— Input for this task —
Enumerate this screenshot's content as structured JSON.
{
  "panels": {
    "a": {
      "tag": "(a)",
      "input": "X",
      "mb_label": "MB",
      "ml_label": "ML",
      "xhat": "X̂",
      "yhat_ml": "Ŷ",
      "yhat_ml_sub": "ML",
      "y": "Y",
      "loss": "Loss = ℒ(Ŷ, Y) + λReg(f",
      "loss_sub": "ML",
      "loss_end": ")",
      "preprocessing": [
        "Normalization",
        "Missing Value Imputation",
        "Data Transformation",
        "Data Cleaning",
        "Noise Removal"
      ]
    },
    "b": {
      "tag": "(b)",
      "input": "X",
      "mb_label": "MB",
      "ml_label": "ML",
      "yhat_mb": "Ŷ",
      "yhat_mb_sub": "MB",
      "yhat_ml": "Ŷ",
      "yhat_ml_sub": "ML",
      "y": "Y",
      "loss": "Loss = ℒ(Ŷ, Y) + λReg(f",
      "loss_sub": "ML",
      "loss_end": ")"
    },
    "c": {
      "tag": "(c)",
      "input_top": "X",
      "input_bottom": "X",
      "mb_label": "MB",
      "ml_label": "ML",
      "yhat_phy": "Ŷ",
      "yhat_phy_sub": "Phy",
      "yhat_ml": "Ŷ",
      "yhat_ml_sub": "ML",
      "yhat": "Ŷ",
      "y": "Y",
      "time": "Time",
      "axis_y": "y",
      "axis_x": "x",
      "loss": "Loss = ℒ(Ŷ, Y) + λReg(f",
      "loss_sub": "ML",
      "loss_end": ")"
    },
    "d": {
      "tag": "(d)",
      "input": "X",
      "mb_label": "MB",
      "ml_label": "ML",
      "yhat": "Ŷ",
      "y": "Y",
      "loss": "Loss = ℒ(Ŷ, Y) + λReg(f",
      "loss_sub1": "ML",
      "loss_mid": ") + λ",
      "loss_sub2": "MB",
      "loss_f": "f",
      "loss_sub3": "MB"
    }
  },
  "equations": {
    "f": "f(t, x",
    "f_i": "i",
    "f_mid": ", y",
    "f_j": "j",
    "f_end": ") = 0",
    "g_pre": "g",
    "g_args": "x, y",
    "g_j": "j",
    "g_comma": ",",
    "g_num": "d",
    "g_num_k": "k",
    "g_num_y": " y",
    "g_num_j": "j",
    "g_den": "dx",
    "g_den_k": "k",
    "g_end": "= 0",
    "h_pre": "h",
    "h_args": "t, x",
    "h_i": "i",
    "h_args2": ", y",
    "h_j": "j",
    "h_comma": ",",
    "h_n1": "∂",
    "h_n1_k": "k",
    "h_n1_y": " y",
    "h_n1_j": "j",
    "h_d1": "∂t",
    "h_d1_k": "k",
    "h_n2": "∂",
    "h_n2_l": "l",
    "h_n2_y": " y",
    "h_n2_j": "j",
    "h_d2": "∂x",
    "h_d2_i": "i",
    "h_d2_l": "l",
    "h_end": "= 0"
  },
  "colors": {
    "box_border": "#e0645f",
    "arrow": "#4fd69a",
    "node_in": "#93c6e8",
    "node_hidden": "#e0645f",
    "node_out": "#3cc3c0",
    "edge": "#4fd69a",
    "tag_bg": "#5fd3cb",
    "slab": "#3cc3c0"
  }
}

— Exercise description —
What is the number of lines in the listing above that contain the string "Data"? Give only the number.

— Response to the task —
2